Exercise inputs:
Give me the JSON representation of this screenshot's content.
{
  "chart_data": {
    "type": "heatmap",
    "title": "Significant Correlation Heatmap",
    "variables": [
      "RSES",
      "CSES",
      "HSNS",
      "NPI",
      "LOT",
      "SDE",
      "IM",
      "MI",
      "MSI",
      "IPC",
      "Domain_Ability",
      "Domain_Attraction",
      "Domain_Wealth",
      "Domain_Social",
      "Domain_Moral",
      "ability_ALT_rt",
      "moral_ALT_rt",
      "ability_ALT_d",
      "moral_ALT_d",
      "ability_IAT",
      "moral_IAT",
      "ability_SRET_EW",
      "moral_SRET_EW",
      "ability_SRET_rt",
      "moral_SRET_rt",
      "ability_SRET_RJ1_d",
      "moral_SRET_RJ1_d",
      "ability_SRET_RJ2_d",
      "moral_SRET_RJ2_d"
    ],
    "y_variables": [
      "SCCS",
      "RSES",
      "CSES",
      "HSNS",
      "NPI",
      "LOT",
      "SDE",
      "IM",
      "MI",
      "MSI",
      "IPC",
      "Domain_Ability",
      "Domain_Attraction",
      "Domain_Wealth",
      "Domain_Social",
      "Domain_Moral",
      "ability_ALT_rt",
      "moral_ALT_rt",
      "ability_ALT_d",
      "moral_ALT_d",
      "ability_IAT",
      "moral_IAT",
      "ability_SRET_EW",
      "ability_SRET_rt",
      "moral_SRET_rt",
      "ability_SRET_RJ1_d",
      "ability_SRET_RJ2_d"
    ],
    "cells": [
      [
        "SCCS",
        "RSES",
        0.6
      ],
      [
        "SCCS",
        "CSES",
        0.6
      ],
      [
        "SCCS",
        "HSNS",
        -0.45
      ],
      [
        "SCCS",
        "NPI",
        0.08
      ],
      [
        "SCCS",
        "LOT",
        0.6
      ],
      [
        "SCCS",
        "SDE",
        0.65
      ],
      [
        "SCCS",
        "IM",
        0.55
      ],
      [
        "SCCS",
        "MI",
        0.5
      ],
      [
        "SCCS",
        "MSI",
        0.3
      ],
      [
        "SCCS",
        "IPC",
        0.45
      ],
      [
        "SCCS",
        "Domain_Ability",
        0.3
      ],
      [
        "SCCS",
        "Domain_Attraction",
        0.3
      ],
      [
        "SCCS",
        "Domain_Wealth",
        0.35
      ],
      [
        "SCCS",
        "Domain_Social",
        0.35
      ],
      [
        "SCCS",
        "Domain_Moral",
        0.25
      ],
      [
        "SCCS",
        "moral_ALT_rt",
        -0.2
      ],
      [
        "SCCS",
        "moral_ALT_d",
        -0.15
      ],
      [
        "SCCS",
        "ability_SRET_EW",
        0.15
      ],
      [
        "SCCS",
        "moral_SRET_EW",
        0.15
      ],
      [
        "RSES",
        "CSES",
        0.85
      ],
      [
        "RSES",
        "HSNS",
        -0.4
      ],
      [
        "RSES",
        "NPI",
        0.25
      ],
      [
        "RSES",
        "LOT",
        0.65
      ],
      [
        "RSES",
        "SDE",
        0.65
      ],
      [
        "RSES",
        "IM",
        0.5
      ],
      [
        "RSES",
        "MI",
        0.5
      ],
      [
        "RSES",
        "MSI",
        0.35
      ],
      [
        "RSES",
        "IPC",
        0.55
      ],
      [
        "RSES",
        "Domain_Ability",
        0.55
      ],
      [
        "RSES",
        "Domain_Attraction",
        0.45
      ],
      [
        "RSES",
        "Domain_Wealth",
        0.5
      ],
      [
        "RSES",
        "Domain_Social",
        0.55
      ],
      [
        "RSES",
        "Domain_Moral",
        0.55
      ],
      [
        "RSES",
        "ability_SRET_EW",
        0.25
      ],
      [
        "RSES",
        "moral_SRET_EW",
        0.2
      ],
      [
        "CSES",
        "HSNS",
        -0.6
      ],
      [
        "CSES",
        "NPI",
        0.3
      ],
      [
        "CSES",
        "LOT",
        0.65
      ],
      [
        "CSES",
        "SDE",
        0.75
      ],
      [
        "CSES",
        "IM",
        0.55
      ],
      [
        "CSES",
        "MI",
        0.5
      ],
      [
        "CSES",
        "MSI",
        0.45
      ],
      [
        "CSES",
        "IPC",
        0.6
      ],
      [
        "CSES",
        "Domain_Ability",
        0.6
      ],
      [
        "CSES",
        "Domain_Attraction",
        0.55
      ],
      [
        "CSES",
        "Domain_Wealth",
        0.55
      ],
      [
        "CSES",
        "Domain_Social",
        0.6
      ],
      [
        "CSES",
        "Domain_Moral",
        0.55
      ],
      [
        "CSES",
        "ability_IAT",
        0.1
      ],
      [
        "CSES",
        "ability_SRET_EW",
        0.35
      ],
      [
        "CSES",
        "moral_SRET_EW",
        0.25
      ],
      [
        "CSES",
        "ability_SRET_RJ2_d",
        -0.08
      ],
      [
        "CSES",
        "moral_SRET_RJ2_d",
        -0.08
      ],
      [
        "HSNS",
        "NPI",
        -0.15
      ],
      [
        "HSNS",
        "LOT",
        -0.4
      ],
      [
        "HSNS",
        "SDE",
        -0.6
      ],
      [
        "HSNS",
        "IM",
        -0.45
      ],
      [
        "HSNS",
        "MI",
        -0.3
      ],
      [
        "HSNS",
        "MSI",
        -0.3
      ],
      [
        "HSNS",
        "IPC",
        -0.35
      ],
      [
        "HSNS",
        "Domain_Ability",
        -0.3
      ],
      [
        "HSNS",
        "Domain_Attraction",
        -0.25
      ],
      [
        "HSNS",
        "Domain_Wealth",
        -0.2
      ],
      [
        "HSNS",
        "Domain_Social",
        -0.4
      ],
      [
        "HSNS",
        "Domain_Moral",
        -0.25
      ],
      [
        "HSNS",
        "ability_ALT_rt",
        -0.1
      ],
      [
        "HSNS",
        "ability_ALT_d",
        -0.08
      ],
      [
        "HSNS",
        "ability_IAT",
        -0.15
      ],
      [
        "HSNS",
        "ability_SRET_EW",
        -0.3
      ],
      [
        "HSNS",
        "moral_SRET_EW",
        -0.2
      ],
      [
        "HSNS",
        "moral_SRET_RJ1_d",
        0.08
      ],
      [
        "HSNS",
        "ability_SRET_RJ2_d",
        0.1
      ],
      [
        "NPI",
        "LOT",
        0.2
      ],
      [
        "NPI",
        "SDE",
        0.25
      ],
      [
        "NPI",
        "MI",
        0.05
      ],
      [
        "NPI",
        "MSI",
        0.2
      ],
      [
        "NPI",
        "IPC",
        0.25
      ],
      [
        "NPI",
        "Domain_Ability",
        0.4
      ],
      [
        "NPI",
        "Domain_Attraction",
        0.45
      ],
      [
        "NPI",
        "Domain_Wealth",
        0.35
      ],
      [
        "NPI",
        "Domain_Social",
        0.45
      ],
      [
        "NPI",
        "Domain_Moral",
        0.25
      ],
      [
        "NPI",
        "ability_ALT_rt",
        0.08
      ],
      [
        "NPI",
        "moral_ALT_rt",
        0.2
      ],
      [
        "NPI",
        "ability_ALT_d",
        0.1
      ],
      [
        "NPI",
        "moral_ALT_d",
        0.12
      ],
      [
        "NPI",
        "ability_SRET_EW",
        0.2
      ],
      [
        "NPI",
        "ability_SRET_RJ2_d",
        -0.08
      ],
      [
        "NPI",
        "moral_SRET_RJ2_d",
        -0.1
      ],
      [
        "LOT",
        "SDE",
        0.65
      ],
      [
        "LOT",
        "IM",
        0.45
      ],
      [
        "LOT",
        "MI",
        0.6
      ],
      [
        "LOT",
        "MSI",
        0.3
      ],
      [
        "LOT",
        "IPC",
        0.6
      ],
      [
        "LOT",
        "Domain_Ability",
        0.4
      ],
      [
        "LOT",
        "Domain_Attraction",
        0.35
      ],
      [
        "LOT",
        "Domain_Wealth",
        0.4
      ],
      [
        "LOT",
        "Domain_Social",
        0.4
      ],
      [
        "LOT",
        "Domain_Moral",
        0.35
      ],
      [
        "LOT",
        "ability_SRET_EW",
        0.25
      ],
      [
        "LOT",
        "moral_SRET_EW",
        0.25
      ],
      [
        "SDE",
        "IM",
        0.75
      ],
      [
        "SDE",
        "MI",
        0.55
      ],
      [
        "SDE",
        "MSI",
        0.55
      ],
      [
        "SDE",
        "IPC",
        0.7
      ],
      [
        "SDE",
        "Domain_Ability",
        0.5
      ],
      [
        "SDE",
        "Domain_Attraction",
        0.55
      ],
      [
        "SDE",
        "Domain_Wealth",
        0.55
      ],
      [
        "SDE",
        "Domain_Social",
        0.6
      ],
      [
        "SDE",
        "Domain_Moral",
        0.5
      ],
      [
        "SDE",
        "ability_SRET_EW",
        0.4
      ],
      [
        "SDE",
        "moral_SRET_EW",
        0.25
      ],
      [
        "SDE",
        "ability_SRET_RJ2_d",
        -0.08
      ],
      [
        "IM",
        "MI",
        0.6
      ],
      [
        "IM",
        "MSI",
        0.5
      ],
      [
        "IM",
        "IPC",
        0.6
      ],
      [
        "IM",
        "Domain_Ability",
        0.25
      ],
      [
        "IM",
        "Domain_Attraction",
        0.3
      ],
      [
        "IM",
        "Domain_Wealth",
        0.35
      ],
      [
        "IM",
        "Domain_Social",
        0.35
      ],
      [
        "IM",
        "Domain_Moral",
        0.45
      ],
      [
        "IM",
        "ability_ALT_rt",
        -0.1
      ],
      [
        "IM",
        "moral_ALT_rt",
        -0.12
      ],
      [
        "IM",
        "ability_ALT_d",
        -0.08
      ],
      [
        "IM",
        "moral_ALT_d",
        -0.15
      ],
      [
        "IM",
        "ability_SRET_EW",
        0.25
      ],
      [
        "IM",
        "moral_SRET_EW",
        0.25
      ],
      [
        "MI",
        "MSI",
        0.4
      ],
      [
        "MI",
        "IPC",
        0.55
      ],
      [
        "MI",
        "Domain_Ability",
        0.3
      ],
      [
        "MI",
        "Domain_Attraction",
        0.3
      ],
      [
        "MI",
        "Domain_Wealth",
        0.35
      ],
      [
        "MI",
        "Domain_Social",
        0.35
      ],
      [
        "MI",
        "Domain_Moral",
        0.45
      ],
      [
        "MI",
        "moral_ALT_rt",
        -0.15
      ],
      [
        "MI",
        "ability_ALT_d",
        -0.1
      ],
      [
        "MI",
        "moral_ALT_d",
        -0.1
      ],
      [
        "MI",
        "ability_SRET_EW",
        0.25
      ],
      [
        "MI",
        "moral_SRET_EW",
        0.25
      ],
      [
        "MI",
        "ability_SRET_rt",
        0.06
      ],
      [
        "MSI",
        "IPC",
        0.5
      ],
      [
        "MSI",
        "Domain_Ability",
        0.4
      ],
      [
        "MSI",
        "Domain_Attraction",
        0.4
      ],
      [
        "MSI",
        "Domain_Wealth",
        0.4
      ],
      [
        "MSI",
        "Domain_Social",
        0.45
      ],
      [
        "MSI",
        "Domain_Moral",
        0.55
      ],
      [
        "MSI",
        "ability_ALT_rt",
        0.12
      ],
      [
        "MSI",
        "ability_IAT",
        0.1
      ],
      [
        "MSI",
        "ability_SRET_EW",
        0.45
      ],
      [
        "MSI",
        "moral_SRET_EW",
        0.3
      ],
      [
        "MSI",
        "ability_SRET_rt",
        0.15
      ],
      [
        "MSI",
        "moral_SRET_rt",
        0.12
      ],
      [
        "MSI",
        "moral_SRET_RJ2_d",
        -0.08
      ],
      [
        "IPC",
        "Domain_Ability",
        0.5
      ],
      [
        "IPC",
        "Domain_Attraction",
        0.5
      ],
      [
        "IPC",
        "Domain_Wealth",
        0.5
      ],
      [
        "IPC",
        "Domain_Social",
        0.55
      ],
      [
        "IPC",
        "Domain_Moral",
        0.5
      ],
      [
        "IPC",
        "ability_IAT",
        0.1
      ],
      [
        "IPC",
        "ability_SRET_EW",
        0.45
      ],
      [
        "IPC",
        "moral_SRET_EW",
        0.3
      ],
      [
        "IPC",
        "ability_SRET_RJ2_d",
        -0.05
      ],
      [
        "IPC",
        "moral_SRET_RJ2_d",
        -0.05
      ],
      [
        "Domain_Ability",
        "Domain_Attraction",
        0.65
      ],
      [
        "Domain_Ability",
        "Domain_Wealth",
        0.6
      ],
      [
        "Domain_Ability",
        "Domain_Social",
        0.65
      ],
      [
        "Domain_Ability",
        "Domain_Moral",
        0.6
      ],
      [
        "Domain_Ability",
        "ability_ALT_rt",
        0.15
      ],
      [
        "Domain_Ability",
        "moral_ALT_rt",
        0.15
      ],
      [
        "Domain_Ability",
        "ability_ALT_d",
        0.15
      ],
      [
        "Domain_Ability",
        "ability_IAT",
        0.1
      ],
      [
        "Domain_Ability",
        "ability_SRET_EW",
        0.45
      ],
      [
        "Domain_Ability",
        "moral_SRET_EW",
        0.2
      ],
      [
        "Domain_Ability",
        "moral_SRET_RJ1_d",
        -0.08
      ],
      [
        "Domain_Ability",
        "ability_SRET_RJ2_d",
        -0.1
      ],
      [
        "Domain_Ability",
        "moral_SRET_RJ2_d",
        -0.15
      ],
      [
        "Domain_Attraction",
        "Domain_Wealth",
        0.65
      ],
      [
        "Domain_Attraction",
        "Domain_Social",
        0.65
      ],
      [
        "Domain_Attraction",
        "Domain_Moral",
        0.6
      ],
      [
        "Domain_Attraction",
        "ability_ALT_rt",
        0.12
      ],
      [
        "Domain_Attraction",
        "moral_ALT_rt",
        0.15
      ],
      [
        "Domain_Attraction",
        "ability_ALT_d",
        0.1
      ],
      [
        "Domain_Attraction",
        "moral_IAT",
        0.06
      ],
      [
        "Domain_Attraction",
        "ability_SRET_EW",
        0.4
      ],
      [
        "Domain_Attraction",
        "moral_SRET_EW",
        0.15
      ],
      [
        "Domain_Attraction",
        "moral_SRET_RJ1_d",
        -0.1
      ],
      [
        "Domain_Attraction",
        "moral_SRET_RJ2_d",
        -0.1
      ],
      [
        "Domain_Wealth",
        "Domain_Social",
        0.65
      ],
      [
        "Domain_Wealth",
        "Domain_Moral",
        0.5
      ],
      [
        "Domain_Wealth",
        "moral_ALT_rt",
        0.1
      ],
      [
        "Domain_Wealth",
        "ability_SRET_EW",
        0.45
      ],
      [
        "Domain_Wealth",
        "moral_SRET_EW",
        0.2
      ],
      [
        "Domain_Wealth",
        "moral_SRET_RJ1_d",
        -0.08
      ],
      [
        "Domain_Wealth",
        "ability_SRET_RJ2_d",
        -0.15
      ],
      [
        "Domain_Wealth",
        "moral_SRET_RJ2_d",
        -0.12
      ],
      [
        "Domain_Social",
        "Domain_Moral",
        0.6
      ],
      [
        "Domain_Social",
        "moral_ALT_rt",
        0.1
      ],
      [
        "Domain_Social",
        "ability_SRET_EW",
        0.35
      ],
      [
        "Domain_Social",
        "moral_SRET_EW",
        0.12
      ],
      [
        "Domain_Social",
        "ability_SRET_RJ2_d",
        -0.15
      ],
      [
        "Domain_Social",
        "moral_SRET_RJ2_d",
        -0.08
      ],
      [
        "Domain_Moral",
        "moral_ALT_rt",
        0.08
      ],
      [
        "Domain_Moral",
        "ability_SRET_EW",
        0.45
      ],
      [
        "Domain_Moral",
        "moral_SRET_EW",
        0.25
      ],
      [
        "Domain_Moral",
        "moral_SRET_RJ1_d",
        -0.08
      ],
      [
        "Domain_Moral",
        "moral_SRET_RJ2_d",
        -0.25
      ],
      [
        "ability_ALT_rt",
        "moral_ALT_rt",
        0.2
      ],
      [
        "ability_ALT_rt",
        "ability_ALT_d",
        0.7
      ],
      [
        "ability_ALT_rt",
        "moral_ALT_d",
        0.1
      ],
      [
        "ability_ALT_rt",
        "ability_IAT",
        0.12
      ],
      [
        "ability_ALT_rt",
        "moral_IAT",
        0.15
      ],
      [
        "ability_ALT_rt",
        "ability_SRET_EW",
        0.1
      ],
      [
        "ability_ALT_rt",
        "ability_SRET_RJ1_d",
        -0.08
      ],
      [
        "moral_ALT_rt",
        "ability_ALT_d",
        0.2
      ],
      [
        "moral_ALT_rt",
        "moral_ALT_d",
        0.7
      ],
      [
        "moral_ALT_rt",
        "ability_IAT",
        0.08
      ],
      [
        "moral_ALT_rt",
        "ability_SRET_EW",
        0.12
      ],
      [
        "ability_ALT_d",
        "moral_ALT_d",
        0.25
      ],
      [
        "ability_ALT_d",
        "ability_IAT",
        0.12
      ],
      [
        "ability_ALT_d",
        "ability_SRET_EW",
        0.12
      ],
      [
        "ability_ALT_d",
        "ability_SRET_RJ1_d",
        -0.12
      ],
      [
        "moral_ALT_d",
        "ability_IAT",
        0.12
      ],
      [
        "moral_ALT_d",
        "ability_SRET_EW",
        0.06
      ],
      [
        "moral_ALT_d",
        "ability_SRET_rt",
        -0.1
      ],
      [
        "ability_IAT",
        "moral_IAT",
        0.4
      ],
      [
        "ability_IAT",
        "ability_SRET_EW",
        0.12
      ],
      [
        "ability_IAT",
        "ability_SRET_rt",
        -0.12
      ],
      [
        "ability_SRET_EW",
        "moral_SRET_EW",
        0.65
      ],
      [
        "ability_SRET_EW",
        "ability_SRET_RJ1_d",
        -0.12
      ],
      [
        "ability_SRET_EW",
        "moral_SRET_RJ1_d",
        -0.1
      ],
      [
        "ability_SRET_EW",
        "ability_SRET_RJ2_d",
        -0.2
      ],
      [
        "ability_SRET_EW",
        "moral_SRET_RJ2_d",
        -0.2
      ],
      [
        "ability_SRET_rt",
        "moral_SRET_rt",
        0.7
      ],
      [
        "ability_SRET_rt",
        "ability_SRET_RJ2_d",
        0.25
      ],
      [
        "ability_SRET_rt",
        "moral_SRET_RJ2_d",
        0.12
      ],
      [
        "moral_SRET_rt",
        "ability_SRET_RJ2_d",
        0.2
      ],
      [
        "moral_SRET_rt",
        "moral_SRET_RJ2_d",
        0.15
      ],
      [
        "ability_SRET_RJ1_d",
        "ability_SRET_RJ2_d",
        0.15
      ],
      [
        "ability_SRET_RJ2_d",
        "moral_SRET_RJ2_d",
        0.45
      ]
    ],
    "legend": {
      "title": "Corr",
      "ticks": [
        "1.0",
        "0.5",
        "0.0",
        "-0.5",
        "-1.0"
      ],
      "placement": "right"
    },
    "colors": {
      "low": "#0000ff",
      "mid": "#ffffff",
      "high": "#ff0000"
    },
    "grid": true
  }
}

Stated goal: In the listing above, find each line with the word "title" and copy it.

Response to this task:
    "title": "Significant Correlation Heatmap",
      "title": "Corr",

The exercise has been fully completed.